(Stored records)
○ ○ ○ ○ ○ ○ ○

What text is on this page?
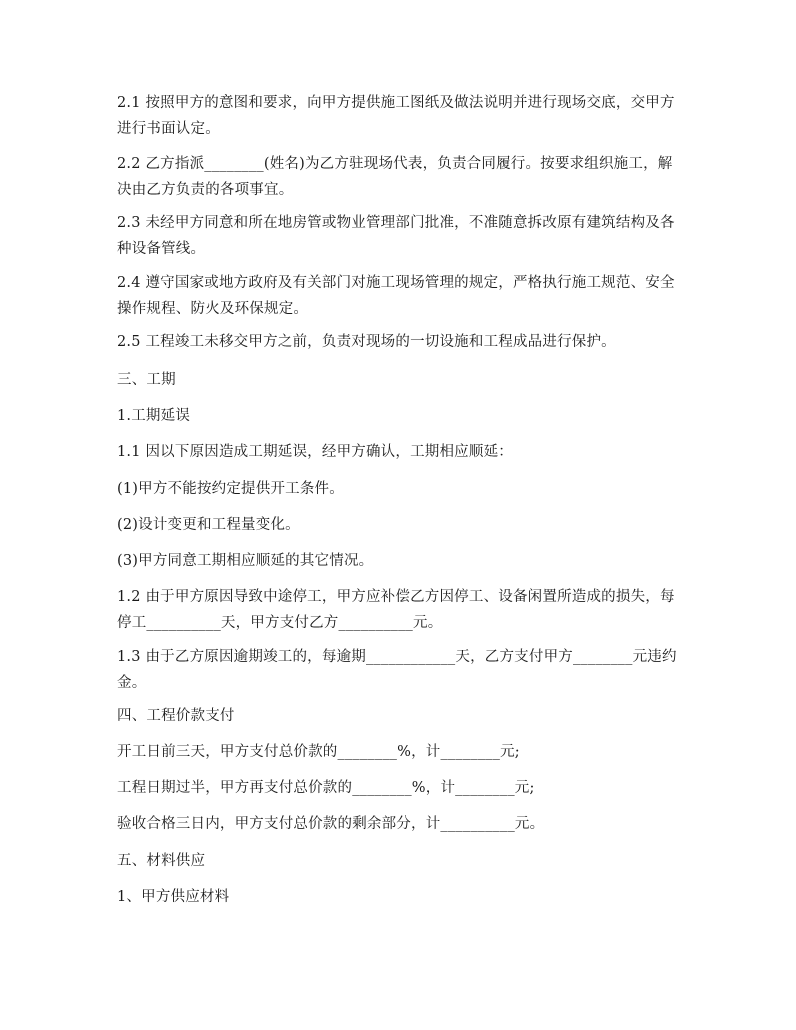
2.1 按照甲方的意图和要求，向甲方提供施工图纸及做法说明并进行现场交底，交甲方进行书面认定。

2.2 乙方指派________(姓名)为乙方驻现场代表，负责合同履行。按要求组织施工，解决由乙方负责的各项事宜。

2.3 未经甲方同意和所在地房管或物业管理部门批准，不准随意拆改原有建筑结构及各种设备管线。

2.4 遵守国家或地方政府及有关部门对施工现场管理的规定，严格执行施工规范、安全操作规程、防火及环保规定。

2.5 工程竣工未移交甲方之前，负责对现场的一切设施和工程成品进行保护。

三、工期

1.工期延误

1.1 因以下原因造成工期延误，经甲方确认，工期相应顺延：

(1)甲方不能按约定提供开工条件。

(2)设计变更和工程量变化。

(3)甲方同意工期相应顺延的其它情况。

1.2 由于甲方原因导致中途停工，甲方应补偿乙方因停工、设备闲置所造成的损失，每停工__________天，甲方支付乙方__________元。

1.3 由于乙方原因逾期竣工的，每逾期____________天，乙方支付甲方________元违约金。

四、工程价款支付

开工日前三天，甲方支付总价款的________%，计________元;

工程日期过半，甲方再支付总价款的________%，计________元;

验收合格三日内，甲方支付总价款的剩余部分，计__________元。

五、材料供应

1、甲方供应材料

○ ○ ○ ○ ○ ○ ○

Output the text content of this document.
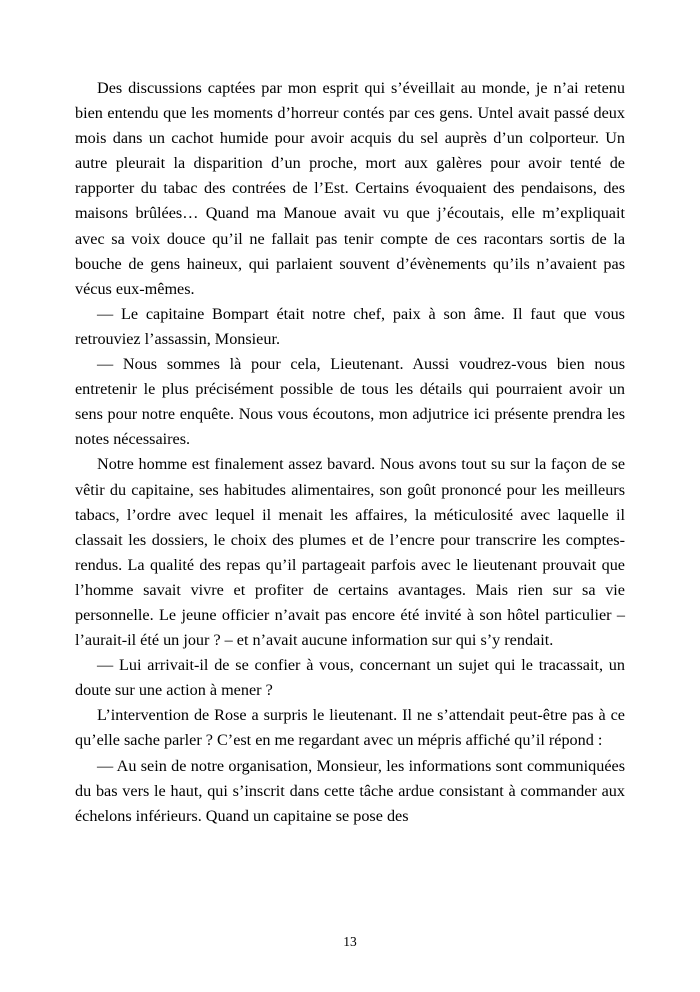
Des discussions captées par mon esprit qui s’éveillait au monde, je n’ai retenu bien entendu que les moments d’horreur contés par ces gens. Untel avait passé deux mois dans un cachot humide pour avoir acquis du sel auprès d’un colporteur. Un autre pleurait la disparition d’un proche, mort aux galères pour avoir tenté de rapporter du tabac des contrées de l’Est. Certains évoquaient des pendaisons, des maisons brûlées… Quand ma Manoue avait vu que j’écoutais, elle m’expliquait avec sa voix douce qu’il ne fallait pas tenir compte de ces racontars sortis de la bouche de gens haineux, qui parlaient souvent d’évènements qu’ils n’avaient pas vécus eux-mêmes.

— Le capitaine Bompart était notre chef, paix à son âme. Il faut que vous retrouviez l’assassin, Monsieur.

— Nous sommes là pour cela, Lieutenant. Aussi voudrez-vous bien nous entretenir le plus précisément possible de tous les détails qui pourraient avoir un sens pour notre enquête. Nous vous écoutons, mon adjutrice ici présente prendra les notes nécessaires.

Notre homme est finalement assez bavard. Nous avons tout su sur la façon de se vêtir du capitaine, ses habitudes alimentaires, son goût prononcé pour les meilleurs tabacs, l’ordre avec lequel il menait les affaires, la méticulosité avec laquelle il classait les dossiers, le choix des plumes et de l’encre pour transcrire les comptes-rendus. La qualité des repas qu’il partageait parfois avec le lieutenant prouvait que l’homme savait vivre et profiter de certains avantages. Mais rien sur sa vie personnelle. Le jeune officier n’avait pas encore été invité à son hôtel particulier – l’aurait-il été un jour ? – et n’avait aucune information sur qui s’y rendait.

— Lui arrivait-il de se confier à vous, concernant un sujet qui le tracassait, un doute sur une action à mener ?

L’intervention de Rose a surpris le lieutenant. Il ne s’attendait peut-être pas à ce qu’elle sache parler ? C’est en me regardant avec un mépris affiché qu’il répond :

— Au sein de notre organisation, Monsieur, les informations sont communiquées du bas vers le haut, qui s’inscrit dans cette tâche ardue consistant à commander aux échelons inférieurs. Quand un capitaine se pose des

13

○ ○ ○ ○ ○ ○ ○

> **THE TASK**
Go through the entries above and copy every line containing "vous".

> **ANSWER TO THE EXERCISE**
— Le capitaine Bompart était notre chef, paix à son âme. Il faut que vous retrouviez l’assassin, Monsieur.
— Nous sommes là pour cela, Lieutenant. Aussi voudrez-vous bien nous entretenir le plus précisément possible de tous les détails qui pourraient avoir un sens pour notre enquête. Nous vous écoutons, mon adjutrice ici présente prendra les notes nécessaires.
— Lui arrivait-il de se confier à vous, concernant un sujet qui le tracassait, un doute sur une action à mener ?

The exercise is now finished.